— BEGIN INPUT DATA —

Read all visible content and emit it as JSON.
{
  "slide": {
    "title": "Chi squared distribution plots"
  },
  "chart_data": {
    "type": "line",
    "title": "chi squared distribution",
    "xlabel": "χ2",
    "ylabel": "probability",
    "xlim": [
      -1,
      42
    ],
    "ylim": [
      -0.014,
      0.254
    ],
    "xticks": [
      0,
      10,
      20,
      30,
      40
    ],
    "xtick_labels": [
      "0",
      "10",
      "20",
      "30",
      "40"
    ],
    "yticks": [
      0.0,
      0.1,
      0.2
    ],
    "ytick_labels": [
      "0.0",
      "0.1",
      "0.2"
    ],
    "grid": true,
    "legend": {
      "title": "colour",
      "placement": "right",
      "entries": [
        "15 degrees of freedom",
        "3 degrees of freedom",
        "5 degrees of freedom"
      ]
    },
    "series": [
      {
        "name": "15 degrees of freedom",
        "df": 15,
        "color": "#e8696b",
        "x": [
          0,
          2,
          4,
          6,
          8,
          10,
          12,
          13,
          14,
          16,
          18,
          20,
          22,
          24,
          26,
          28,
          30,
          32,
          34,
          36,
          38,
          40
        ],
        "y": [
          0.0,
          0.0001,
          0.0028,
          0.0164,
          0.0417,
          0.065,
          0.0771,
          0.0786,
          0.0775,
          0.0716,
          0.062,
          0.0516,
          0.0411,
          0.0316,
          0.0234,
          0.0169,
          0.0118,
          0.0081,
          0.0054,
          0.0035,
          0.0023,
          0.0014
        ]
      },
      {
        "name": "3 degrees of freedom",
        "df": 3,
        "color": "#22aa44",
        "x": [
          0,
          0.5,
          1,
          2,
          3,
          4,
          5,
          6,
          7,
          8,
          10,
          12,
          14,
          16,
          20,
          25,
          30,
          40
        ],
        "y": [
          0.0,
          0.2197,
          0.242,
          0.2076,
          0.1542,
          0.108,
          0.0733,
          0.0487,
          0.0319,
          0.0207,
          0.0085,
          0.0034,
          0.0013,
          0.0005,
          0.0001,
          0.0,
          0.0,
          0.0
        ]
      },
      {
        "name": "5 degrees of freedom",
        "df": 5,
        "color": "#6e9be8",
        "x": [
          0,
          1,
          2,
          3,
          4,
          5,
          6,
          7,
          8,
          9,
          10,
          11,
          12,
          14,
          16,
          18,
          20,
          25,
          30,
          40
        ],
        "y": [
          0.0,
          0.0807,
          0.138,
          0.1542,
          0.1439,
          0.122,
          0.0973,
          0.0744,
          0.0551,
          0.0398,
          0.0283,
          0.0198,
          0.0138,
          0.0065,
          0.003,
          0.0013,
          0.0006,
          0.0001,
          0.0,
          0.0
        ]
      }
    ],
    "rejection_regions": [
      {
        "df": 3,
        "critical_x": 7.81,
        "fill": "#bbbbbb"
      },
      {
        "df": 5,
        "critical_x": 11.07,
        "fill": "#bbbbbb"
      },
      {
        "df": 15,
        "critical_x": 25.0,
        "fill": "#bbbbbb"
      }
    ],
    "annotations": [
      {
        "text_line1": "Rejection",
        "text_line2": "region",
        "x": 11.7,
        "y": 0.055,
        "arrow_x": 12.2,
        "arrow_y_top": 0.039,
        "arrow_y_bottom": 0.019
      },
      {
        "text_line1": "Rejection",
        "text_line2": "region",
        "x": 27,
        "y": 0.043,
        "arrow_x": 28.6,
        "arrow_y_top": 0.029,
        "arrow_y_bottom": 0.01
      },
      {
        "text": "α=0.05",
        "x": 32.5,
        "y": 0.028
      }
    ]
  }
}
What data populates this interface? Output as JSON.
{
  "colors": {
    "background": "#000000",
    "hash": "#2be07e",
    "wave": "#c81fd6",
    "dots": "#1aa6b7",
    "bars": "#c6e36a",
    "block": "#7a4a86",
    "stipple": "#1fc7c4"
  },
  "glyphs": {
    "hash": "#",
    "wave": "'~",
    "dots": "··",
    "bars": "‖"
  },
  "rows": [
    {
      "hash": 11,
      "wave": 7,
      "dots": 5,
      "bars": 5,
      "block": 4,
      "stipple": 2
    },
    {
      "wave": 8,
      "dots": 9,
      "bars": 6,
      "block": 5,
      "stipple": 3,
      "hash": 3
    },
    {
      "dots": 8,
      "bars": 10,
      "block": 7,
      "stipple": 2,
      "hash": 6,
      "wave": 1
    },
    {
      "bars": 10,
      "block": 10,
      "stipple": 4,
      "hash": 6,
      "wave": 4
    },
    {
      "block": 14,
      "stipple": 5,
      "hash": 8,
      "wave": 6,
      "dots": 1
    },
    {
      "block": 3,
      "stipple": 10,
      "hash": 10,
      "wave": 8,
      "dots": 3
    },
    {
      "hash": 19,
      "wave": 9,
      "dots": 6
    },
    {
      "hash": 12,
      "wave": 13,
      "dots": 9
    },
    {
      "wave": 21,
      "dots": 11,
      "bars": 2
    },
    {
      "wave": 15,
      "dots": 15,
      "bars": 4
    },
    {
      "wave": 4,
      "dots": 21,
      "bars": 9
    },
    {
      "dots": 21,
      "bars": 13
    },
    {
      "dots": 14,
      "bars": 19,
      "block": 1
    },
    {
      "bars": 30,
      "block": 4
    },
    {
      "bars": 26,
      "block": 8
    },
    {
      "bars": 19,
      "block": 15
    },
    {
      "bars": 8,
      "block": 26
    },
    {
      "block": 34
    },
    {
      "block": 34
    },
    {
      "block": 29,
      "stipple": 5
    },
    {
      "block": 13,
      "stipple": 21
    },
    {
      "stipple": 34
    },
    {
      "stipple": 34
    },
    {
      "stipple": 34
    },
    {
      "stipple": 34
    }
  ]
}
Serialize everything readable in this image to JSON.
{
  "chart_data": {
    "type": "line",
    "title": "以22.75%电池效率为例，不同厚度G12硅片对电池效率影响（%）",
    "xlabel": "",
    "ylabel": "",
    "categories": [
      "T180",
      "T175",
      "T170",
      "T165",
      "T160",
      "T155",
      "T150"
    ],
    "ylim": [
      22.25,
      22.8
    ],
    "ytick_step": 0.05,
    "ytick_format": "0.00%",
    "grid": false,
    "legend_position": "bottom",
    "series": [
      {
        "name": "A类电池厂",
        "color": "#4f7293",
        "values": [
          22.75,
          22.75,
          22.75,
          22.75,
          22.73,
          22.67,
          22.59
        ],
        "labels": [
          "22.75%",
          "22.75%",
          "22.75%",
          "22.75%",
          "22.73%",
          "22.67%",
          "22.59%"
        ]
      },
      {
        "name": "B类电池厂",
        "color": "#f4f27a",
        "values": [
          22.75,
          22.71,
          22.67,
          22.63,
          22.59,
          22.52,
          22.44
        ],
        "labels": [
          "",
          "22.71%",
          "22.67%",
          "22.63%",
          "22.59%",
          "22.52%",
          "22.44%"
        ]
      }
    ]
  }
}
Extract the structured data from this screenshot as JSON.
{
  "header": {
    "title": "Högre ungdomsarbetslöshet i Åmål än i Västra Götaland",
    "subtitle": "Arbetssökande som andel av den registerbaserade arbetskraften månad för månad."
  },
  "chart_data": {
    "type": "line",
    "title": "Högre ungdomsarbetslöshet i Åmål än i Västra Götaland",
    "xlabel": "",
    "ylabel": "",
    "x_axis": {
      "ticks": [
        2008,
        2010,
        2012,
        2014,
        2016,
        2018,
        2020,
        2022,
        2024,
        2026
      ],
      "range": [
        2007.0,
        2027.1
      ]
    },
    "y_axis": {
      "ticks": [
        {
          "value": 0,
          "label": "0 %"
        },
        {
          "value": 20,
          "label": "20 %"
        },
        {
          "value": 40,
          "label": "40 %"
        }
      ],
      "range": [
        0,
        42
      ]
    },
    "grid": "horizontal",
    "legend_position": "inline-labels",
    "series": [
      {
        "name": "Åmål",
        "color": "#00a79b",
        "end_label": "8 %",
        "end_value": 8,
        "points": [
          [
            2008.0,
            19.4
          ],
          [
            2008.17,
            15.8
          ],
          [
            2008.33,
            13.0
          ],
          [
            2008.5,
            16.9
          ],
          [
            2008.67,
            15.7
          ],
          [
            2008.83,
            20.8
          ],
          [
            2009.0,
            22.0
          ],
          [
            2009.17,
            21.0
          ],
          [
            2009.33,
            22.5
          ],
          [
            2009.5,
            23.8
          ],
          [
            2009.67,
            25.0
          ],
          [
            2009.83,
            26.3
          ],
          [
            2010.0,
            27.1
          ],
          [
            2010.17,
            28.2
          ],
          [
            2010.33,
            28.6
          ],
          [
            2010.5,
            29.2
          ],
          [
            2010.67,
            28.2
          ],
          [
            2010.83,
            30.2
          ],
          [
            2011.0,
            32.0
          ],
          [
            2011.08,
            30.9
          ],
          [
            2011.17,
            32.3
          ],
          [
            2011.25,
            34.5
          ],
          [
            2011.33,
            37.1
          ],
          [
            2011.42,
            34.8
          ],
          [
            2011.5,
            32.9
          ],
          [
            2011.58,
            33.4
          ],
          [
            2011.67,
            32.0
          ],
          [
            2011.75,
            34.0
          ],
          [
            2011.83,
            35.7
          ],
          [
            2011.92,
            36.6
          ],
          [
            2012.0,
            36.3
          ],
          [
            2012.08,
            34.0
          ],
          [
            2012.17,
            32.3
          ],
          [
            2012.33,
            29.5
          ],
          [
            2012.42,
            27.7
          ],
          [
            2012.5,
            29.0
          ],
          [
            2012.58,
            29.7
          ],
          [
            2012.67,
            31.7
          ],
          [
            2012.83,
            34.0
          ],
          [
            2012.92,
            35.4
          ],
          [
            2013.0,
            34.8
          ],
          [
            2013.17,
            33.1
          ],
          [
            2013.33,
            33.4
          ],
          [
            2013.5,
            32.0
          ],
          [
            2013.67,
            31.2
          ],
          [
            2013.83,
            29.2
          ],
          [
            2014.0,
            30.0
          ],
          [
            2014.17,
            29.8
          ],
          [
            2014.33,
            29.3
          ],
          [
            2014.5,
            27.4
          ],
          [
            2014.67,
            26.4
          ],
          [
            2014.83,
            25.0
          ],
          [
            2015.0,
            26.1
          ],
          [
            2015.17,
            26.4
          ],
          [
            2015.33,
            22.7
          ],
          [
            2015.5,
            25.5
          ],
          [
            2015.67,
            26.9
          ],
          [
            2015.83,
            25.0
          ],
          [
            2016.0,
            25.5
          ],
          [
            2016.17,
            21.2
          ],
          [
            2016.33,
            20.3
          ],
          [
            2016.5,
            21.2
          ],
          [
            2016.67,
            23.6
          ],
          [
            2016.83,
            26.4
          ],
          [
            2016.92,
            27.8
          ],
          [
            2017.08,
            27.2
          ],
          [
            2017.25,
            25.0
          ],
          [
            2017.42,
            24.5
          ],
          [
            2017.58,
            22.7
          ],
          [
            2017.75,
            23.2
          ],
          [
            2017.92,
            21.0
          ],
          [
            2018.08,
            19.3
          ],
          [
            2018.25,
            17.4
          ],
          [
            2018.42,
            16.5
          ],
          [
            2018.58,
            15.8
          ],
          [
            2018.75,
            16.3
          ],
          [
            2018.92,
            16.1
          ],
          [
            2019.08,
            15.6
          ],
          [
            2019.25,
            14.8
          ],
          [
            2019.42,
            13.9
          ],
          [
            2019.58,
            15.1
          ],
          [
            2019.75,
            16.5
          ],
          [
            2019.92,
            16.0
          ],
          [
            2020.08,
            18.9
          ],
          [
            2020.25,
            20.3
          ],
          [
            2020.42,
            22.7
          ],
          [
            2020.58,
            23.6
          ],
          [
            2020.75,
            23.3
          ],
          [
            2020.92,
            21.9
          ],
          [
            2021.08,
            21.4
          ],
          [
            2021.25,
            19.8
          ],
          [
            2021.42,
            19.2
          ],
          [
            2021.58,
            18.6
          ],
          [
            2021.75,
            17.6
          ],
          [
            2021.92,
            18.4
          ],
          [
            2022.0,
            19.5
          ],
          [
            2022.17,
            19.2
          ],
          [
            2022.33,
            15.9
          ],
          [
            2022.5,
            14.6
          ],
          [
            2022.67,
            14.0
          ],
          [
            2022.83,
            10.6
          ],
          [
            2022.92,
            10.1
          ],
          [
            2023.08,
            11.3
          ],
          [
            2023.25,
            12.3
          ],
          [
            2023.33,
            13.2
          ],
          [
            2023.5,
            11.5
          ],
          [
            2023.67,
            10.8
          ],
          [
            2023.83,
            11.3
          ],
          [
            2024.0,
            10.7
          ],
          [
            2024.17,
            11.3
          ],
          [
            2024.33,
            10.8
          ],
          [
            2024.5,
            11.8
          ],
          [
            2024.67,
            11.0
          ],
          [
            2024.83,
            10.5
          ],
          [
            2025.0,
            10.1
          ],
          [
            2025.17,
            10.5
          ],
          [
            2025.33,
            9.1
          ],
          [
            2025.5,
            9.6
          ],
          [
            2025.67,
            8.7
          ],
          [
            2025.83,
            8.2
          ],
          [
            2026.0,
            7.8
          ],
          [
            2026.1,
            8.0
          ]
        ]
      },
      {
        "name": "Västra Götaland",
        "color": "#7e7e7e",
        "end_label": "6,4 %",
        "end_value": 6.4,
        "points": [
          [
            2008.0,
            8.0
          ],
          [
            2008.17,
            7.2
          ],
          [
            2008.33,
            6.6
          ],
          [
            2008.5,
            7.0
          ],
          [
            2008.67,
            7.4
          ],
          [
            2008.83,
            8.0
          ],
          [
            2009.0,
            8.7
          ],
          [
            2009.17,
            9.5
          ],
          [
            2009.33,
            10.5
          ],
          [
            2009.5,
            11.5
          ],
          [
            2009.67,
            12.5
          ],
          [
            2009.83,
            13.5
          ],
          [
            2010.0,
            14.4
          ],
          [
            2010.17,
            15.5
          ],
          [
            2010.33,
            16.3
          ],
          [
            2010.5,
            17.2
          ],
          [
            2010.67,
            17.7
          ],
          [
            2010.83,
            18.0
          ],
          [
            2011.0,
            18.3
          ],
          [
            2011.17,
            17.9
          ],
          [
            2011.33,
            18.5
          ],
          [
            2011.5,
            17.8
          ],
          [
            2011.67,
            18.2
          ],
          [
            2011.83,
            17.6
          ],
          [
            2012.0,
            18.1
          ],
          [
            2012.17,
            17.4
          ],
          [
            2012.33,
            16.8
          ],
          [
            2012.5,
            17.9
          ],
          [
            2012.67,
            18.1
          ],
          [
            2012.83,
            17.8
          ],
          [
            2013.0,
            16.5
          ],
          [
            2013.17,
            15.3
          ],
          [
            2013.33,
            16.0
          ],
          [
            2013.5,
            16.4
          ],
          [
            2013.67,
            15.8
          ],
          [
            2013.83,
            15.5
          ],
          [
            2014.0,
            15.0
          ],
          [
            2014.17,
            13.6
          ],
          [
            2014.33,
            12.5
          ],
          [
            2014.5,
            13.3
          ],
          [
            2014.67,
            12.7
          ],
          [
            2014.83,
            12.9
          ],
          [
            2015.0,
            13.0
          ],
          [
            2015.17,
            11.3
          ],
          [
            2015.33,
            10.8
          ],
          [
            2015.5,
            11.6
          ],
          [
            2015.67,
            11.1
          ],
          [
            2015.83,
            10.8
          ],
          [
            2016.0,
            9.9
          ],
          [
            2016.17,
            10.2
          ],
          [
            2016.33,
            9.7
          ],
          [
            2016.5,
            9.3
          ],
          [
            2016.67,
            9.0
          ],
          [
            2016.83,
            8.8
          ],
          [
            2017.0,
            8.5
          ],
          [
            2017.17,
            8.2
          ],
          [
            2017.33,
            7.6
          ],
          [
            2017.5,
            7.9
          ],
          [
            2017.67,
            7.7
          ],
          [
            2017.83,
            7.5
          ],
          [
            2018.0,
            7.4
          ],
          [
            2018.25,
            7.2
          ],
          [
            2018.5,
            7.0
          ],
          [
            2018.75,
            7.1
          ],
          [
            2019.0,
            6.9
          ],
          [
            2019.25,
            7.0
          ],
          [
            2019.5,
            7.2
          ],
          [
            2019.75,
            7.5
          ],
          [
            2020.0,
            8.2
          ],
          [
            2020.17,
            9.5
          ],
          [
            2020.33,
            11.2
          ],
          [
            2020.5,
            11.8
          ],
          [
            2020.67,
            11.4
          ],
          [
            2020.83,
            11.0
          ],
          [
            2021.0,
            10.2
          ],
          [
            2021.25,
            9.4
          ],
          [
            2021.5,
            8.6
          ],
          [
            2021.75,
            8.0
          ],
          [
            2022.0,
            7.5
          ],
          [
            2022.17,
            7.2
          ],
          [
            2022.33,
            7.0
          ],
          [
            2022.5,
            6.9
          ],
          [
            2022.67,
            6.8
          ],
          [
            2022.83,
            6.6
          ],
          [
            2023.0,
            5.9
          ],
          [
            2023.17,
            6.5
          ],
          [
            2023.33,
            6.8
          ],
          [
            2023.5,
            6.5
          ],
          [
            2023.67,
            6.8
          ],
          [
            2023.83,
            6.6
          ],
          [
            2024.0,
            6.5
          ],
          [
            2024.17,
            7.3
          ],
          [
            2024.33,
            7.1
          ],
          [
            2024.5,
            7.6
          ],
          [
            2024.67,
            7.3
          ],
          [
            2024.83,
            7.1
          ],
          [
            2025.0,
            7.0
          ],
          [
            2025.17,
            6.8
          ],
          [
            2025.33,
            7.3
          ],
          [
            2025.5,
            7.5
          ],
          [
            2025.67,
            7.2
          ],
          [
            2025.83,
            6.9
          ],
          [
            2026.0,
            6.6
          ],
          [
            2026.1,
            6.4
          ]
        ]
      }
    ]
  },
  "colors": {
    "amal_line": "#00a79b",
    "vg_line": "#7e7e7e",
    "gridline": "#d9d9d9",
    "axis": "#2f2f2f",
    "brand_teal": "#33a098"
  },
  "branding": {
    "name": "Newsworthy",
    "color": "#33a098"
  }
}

— END INPUT DATA —

> _STATED GOAL_
Copy out each line of the data where the string "name" appears.

> _RESPONSE_
        "name": "15 degrees of freedom",
        "name": "3 degrees of freedom",
        "name": "5 degrees of freedom",
        "name": "A类电池厂",
        "name": "B类电池厂",
        "name": "Åmål",
        "name": "Västra Götaland",
    "name": "Newsworthy",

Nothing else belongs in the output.